_Given problem_: Copy out the entries exactly, from the first line to the last.

_Provided data_:
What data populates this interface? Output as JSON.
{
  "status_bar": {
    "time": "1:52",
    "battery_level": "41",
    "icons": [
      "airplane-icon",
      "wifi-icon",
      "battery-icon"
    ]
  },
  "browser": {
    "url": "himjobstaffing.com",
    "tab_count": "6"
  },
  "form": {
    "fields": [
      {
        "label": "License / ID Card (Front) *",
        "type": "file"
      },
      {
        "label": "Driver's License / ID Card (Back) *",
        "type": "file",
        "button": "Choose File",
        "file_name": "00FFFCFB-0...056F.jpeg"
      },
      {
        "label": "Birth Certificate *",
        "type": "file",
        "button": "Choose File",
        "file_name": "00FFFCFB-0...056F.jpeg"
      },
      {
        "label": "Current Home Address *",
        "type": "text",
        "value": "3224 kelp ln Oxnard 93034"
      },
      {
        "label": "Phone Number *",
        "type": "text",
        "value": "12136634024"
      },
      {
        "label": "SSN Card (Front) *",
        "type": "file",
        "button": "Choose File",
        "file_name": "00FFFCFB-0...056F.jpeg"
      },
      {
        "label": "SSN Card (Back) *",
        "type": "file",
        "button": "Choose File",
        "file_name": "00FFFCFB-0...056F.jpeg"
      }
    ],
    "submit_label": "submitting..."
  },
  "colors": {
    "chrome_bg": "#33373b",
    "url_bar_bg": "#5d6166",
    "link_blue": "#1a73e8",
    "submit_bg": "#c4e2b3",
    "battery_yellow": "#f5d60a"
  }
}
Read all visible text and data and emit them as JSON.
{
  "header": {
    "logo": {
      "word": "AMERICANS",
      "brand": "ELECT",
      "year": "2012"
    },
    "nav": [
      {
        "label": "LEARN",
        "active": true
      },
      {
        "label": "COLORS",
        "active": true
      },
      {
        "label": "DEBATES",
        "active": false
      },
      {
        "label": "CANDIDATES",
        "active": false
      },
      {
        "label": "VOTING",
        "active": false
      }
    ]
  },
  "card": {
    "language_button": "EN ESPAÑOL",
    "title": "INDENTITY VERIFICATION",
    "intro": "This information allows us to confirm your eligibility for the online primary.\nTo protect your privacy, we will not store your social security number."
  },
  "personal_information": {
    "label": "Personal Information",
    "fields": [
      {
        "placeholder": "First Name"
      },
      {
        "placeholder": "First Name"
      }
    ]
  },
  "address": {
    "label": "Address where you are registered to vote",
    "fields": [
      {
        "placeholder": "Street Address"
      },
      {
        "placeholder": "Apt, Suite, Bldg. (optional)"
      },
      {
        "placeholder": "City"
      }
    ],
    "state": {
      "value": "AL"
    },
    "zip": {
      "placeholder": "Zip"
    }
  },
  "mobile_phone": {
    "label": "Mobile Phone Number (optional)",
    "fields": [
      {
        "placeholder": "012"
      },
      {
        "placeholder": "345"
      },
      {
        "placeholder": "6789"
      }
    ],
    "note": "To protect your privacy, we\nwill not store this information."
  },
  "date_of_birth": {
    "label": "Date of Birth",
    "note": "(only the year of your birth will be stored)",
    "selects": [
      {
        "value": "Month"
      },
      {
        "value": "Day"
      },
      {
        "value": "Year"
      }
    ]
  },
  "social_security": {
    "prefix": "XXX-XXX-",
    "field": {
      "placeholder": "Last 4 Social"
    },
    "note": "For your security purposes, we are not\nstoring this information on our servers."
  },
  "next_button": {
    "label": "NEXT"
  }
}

_Correct result_:
What data populates this interface? Output as JSON.
{
  "status_bar": {
    "time": "1:52",
    "battery_level": "41",
    "icons": [
      "airplane-icon",
      "wifi-icon",
      "battery-icon"
    ]
  },
  "browser": {
    "url": "himjobstaffing.com",
    "tab_count": "6"
  },
  "form": {
    "fields": [
      {
        "label": "License / ID Card (Front) *",
        "type": "file"
      },
      {
        "label": "Driver's License / ID Card (Back) *",
        "type": "file",
        "button": "Choose File",
        "file_name": "00FFFCFB-0...056F.jpeg"
      },
      {
        "label": "Birth Certificate *",
        "type": "file",
        "button": "Choose File",
        "file_name": "00FFFCFB-0...056F.jpeg"
      },
      {
        "label": "Current Home Address *",
        "type": "text",
        "value": "3224 kelp ln Oxnard 93034"
      },
      {
        "label": "Phone Number *",
        "type": "text",
        "value": "12136634024"
      },
      {
        "label": "SSN Card (Front) *",
        "type": "file",
        "button": "Choose File",
        "file_name": "00FFFCFB-0...056F.jpeg"
      },
      {
        "label": "SSN Card (Back) *",
        "type": "file",
        "button": "Choose File",
        "file_name": "00FFFCFB-0...056F.jpeg"
      }
    ],
    "submit_label": "submitting..."
  },
  "colors": {
    "chrome_bg": "#33373b",
    "url_bar_bg": "#5d6166",
    "link_blue": "#1a73e8",
    "submit_bg": "#c4e2b3",
    "battery_yellow": "#f5d60a"
  }
}
Read all visible text and data and emit them as JSON.
{
  "header": {
    "logo": {
      "word": "AMERICANS",
      "brand": "ELECT",
      "year": "2012"
    },
    "nav": [
      {
        "label": "LEARN",
        "active": true
      },
      {
        "label": "COLORS",
        "active": true
      },
      {
        "label": "DEBATES",
        "active": false
      },
      {
        "label": "CANDIDATES",
        "active": false
      },
      {
        "label": "VOTING",
        "active": false
      }
    ]
  },
  "card": {
    "language_button": "EN ESPAÑOL",
    "title": "INDENTITY VERIFICATION",
    "intro": "This information allows us to confirm your eligibility for the online primary.\nTo protect your privacy, we will not store your social security number."
  },
  "personal_information": {
    "label": "Personal Information",
    "fields": [
      {
        "placeholder": "First Name"
      },
      {
        "placeholder": "First Name"
      }
    ]
  },
  "address": {
    "label": "Address where you are registered to vote",
    "fields": [
      {
        "placeholder": "Street Address"
      },
      {
        "placeholder": "Apt, Suite, Bldg. (optional)"
      },
      {
        "placeholder": "City"
      }
    ],
    "state": {
      "value": "AL"
    },
    "zip": {
      "placeholder": "Zip"
    }
  },
  "mobile_phone": {
    "label": "Mobile Phone Number (optional)",
    "fields": [
      {
        "placeholder": "012"
      },
      {
        "placeholder": "345"
      },
      {
        "placeholder": "6789"
      }
    ],
    "note": "To protect your privacy, we\nwill not store this information."
  },
  "date_of_birth": {
    "label": "Date of Birth",
    "note": "(only the year of your birth will be stored)",
    "selects": [
      {
        "value": "Month"
      },
      {
        "value": "Day"
      },
      {
        "value": "Year"
      }
    ]
  },
  "social_security": {
    "prefix": "XXX-XXX-",
    "field": {
      "placeholder": "Last 4 Social"
    },
    "note": "For your security purposes, we are not\nstoring this information on our servers."
  },
  "next_button": {
    "label": "NEXT"
  }
}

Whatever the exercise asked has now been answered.